* [WHAT YOU SHOULD DO]:
Decide whether each statement agrees with the presentation descriptions below: (a) A digital story is usually told in the third person. (b) The presentation on reflection was given at the UBC e-Portfolio Conference on November 19, 2004. (c) Weblogs and wikis are named as a technology that engages young people. Answer yes or no for each and quote the deciding words.

* [QUOTED PASSAGE]:
This presentation will showcase the basic principles of Electronic Portfolios by linking two dynamic processes to promote deep learning: Portfolio Development and Digital Storytelling. If we are to help learners create portfolios that truly support Assessment For Learning (AFL) and follow the ten AFL principles, then we need to look at strategies that help learners find their own voice and tell the story of their own learning... strategies that foster learner self-motivation. A major challenge today with electronic portfolios is to maintain learner intrinisic motivation to willingly engage in the portfolio process. The use of multimedia tools is one strategy that involves and engages learners; another technology that is engaging young people today are weblogs (blogs) and wikis. Participants will see demonstrations of electronic portfolios as digital stories, formative assessment, and support for lifelong learning. [Maricopa Community Colleges Day of Dialogue on Electronic Portfolios, February 25, 2005 (1 MB PDF); ePortfolio Australia Conference, December 2004 (902K PDF); WebCT Conference, July 14, 2006 (743K PDF)]
This presentation will focus on the role of reflection in electronic portfolios and the tools for scaffolding reflection: blogs, wikis, digital stories and built-in forms. The presentation will cover a brief overview of the literature on reflection and learning (Schon, Dewey, Moon), including some new perspectives on storytelling as reflection on experience to improve learning (McDrury & Alterio), and the role of reflection in brain-based learning (Zull). [UBC e-Portfolio Conference: Reflection Is Not a Mirror, It's a Lens, November 19, 2004 (409K PDF)]
The ancient art of storytelling can be a powerful tool for deep learning and reflection, Add today’s multimedia technology and you have a highly motivating project-based learning activity as well as a powerful artifact in an electronic portfolio. A digital story is a short digital video clip, usually told in first person narrative with the learner’s own voice, illustrated primarily with still images, and often with an added music track. In this presentation, participants will see examples of digital stories created by learners of all ages, learn about the principles of Digital Storytelling, and the variety of strategies that can be used with diverse learners, from kindergarten through graduate school and into retirement.[IRA Technology Institute, May 1, 2005 (356K PDF)]; [University of St. Thomas, September 24, 2005 (1.2 MB PDF)]; [ULearn05 Conference, Auckland, New Zealand, July 13, 2005 (847K PDF)]
(50 word description) The ancient art of storytelling is a powerful tool for deep learning and reflection, Add today’s multimedia technology and you have a highly motivating project-based learning activity as well as a powerful reflective artifact in an electronic portfolio. See examples of digital stories created by learners of all ages, K-adult.

* [DATASET EXCERPTS]:

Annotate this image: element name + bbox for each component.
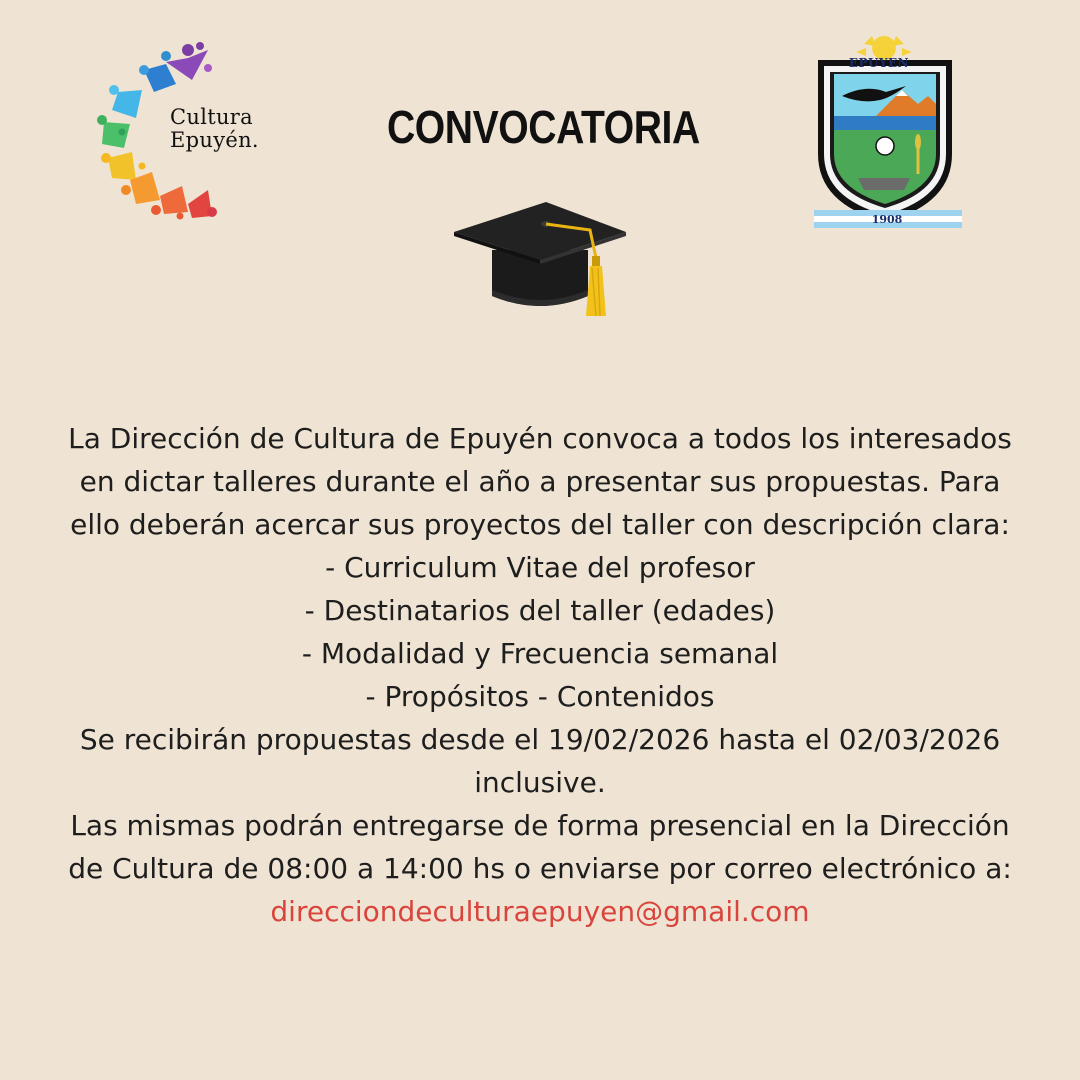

---

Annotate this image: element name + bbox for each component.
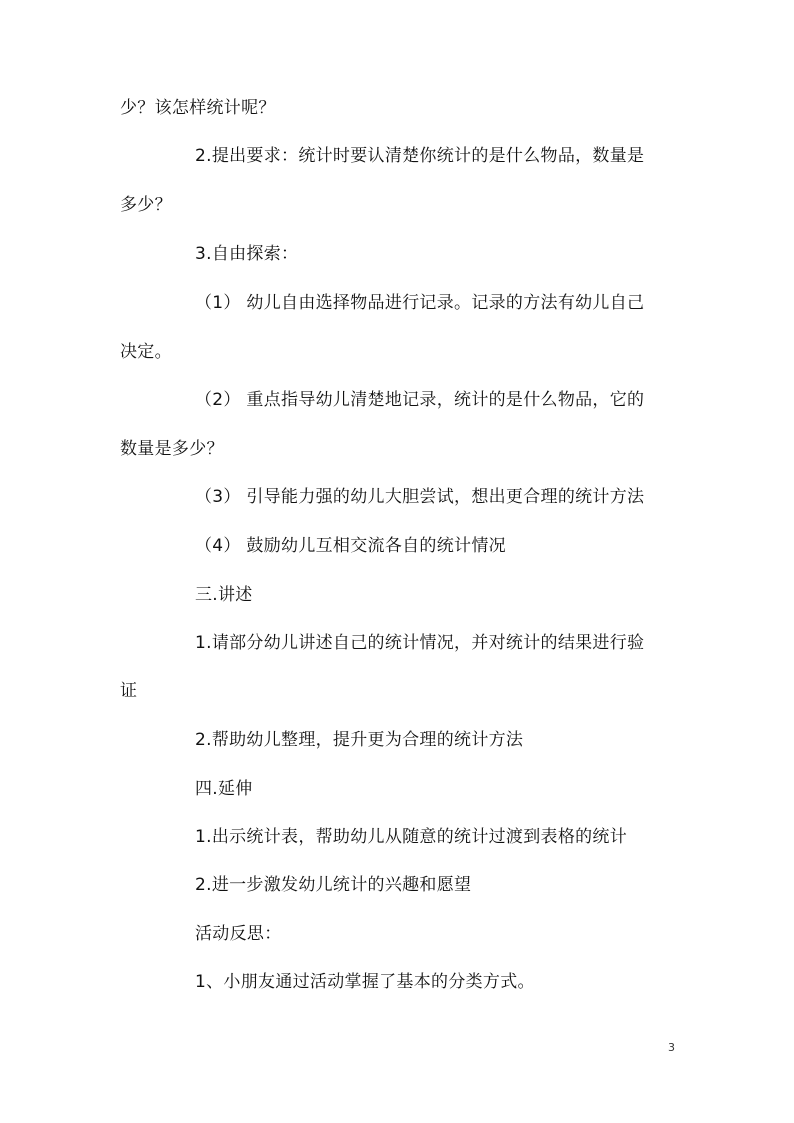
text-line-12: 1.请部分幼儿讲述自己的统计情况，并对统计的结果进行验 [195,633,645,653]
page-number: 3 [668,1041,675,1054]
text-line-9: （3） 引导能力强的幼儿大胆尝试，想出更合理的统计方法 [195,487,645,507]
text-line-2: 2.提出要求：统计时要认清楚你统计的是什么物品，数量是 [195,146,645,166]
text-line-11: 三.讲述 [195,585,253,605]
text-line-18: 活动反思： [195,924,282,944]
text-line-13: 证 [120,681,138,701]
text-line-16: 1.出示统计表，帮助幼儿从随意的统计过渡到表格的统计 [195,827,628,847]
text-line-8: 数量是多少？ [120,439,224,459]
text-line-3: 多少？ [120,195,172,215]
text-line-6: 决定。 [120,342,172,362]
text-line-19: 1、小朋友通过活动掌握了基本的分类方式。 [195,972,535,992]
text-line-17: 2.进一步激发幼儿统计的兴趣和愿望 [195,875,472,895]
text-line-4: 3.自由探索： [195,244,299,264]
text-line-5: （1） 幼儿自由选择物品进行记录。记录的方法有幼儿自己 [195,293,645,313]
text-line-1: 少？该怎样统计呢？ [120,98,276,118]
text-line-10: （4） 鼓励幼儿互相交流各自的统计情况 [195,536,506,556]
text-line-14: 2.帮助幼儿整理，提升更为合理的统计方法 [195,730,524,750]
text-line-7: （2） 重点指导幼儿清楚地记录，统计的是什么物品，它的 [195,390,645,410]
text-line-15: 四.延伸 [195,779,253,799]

* [TASK RESULT]:
(a) No: "usually told in first person narrative with the learner’s own voice"
(b) Yes: "[UBC e-Portfolio Conference: Reflection Is Not a Mirror, It's a Lens, November 19, 2004 (409K PDF)]"
(c) Yes: "another technology that is engaging young people today are weblogs (blogs) and wikis"